> **Problem details**
Identify each line in the records below that contains the word "связывались", and copy it.

> **Supplied material**
- - -

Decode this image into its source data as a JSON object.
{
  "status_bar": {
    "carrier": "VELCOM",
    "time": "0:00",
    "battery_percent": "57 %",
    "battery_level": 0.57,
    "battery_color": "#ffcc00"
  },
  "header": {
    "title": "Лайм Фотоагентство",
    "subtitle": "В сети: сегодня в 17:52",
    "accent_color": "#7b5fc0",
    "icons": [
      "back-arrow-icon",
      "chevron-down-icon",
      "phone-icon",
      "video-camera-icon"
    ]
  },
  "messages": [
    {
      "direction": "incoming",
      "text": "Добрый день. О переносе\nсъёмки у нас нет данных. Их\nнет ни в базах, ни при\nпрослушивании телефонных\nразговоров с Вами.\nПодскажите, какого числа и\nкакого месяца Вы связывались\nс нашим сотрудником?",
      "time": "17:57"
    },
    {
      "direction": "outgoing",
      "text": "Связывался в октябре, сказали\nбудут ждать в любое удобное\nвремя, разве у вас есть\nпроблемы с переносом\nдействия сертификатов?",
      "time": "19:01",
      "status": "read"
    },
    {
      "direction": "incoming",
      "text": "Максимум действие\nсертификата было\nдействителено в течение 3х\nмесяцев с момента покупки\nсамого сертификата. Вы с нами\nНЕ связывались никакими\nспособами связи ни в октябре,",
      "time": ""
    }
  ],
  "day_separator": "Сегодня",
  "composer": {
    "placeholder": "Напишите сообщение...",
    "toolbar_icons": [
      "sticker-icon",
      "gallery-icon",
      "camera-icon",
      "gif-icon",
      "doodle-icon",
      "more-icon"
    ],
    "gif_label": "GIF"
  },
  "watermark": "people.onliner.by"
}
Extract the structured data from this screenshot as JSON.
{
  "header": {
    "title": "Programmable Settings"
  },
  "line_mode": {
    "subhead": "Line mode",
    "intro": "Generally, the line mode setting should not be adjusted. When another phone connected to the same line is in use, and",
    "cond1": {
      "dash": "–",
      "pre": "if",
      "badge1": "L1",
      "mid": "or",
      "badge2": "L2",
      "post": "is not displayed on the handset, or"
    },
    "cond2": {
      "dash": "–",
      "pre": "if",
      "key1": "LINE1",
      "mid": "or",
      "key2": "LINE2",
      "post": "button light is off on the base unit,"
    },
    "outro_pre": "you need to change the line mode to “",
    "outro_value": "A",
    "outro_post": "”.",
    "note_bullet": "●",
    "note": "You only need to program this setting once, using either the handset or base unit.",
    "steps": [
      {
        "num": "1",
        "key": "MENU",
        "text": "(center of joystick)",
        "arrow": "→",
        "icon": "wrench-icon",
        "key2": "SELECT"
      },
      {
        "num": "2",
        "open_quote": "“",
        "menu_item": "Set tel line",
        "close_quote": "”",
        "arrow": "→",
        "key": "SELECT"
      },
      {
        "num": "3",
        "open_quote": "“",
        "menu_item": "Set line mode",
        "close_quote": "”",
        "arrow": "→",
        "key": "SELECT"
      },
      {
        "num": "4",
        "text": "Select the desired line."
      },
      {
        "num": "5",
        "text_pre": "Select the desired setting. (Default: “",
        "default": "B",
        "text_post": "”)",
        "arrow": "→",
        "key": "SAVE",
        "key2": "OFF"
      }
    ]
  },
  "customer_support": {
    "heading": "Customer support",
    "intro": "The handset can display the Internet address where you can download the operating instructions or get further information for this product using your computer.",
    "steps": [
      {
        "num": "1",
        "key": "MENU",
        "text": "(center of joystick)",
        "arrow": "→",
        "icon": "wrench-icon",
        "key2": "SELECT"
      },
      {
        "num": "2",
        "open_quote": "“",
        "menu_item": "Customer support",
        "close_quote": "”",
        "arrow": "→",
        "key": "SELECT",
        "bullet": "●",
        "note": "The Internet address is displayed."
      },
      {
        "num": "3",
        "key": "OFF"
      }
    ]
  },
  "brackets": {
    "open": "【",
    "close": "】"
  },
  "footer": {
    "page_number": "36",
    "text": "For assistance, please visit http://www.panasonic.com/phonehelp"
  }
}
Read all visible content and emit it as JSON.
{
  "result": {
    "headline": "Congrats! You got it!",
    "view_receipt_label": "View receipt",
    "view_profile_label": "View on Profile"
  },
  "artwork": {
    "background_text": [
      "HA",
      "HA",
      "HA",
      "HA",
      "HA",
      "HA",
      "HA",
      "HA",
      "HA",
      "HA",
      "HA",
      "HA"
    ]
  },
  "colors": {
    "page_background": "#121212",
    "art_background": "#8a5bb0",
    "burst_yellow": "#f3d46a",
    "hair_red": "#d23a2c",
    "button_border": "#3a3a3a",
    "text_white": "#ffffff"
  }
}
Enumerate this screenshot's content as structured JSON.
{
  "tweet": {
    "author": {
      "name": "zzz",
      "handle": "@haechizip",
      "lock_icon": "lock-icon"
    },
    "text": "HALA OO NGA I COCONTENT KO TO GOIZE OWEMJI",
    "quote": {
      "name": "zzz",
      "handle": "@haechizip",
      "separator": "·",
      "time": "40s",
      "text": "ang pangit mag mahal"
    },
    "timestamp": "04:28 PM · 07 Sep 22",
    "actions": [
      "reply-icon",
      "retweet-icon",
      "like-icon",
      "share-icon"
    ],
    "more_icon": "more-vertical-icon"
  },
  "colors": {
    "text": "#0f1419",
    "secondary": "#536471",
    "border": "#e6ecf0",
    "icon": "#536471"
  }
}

- - -

> **Reply**
      "text": "Добрый день. О переносе\nсъёмки у нас нет данных. Их\nнет ни в базах, ни при\nпрослушивании телефонных\nразговоров с Вами.\nПодскажите, какого числа и\nкакого месяца Вы связывались\nс нашим сотрудником?",
      "text": "Максимум действие\nсертификата было\nдействителено в течение 3х\nмесяцев с момента покупки\nсамого сертификата. Вы с нами\nНЕ связывались никакими\nспособами связи ни в октябре,",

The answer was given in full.